ASSIGNMENT: In the passage on liposuction for lymphedema, why does liposuction not count as a cure? Answer in one to three sentences.

A prospective trial following 15 upper extremity lymphedema patients for 5 years after undergoing liposuction, showed maintained long-term efficacy when performed in conjunction with post-operative compression therapy [23]. Most recently, Green et al. has reported a mean reduction in extremity volume of 73% and improved quality of life at 3.1 years after surgery [24]. It is important to emphasize that liposuction is not a cure for lymphedema, because it does not treat the underlying cause. Hence, without the continued use of post-operative compression garments, relapse of lymphedema is inevitable [23, 25]. However, when used complementarily with conservative treatment modalities or procedures improving lymphatic drainage (i.e., LVA or VLNT), the benefit from liposuction is maintained longterm [26, 27]. Moreover, liposuction is surprisingly effective at preventing lymphedema associated cellulitis. In a series of 10 patients treated for chronic lymphedema with liposuction, incidence of cellulitis decreased from 70% to 10% [28].

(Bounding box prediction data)
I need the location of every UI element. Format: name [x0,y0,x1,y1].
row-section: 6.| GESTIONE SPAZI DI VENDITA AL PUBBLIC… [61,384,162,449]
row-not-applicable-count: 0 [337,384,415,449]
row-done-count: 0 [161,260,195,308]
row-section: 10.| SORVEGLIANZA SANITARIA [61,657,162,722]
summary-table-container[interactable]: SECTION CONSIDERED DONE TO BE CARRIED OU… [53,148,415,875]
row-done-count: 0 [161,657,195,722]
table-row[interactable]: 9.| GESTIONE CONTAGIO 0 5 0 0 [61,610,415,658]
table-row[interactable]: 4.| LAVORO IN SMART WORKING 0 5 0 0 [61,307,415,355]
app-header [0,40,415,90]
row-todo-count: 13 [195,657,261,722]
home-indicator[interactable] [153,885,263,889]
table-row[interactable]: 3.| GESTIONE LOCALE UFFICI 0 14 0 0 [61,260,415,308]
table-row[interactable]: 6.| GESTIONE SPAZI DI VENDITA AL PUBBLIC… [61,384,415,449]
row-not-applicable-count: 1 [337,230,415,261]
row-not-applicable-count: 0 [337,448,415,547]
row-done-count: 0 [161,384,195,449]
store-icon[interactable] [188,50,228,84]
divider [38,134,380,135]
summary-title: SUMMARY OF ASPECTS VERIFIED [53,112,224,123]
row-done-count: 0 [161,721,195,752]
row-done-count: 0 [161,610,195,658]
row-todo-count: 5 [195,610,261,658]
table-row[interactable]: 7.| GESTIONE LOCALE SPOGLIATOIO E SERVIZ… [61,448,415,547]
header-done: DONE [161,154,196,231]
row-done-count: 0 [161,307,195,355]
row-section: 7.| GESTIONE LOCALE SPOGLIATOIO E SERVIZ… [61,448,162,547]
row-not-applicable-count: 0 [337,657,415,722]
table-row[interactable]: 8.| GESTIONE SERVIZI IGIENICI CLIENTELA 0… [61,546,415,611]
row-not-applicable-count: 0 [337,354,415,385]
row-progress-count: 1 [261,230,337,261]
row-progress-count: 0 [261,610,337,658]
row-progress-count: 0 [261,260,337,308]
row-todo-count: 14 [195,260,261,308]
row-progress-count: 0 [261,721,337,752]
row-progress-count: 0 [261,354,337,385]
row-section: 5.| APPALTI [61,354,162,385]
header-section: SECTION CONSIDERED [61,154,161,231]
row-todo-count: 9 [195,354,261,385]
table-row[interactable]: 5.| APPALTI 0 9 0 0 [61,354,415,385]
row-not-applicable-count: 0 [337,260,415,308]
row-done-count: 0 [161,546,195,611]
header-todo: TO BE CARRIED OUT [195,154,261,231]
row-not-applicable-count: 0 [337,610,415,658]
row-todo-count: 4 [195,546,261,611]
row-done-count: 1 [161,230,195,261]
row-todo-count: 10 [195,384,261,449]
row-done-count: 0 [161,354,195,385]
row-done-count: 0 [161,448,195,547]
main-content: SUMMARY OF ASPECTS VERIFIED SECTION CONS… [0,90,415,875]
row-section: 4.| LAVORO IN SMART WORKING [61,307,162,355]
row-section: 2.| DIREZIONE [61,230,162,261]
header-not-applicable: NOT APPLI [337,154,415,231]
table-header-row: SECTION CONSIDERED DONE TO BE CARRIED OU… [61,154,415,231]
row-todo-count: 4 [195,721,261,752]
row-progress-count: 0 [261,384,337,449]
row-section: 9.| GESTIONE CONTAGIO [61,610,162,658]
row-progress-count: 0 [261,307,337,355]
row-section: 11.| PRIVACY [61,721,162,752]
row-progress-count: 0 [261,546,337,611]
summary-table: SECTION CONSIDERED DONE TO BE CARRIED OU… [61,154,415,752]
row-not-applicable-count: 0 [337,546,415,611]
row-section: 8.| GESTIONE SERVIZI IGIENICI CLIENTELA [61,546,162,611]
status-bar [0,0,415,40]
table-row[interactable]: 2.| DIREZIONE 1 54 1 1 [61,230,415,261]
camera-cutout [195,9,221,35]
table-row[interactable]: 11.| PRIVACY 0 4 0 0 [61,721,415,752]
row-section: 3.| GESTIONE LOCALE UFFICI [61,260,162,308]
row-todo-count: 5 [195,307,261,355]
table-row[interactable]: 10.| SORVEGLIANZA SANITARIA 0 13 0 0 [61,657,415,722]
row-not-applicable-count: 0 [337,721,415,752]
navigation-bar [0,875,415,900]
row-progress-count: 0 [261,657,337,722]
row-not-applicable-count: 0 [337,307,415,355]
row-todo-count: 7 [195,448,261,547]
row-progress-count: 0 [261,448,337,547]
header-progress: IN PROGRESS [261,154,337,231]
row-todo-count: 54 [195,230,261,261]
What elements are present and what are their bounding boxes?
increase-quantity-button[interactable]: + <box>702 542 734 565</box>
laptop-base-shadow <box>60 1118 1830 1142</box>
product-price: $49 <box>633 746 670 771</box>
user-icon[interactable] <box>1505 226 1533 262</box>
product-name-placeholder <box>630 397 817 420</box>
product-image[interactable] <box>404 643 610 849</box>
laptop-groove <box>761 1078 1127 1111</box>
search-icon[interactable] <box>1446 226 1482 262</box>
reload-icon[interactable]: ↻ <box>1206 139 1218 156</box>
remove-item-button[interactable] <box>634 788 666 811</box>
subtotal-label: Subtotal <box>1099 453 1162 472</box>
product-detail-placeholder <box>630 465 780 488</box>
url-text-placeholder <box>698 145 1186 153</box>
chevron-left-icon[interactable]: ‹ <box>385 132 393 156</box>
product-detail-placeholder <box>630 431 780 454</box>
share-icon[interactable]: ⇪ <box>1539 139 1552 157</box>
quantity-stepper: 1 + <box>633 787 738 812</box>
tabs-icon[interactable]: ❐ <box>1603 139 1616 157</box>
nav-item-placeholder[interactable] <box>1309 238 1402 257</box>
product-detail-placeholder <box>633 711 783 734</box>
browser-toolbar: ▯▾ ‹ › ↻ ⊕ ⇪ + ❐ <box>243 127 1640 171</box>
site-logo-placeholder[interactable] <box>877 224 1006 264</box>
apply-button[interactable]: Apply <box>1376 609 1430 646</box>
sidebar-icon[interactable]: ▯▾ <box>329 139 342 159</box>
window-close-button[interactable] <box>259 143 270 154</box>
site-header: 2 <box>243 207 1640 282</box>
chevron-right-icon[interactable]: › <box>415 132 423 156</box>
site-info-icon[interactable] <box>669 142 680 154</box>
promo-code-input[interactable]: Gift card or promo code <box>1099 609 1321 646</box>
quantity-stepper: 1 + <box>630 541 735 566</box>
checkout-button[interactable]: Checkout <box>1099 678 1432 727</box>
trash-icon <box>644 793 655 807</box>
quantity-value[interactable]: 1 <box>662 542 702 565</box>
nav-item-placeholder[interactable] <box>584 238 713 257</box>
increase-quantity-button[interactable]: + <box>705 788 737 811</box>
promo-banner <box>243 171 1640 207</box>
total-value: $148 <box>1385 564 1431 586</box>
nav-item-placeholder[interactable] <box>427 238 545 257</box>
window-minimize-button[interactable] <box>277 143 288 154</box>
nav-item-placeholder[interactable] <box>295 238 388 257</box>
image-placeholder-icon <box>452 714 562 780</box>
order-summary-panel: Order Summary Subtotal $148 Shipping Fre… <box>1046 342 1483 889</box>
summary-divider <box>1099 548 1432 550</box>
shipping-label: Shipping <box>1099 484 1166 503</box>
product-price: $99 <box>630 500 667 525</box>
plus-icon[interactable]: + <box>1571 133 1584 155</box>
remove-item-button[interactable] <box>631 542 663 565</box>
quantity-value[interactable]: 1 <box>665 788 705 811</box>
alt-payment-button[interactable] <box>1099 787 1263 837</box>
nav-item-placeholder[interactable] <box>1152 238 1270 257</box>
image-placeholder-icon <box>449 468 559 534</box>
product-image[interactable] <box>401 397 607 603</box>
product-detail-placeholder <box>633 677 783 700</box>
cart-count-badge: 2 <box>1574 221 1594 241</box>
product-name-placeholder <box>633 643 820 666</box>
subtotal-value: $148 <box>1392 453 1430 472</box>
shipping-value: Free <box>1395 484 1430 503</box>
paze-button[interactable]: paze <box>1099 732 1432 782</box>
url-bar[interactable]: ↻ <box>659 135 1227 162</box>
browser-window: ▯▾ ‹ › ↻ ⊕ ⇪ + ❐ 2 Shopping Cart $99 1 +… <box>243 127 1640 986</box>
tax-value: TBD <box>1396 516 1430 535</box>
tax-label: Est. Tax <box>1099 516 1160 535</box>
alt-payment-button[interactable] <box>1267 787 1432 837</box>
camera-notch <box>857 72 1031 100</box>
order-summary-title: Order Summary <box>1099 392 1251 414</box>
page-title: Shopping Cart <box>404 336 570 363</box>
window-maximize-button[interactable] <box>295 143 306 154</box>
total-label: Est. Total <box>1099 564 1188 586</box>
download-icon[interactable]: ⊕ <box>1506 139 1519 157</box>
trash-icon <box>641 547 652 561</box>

ANSWER TO THIS PROBLEM: Liposuction does not treat the underlying cause of lymphedema. Without continued use of compression garments after the operation, relapse is inevitable.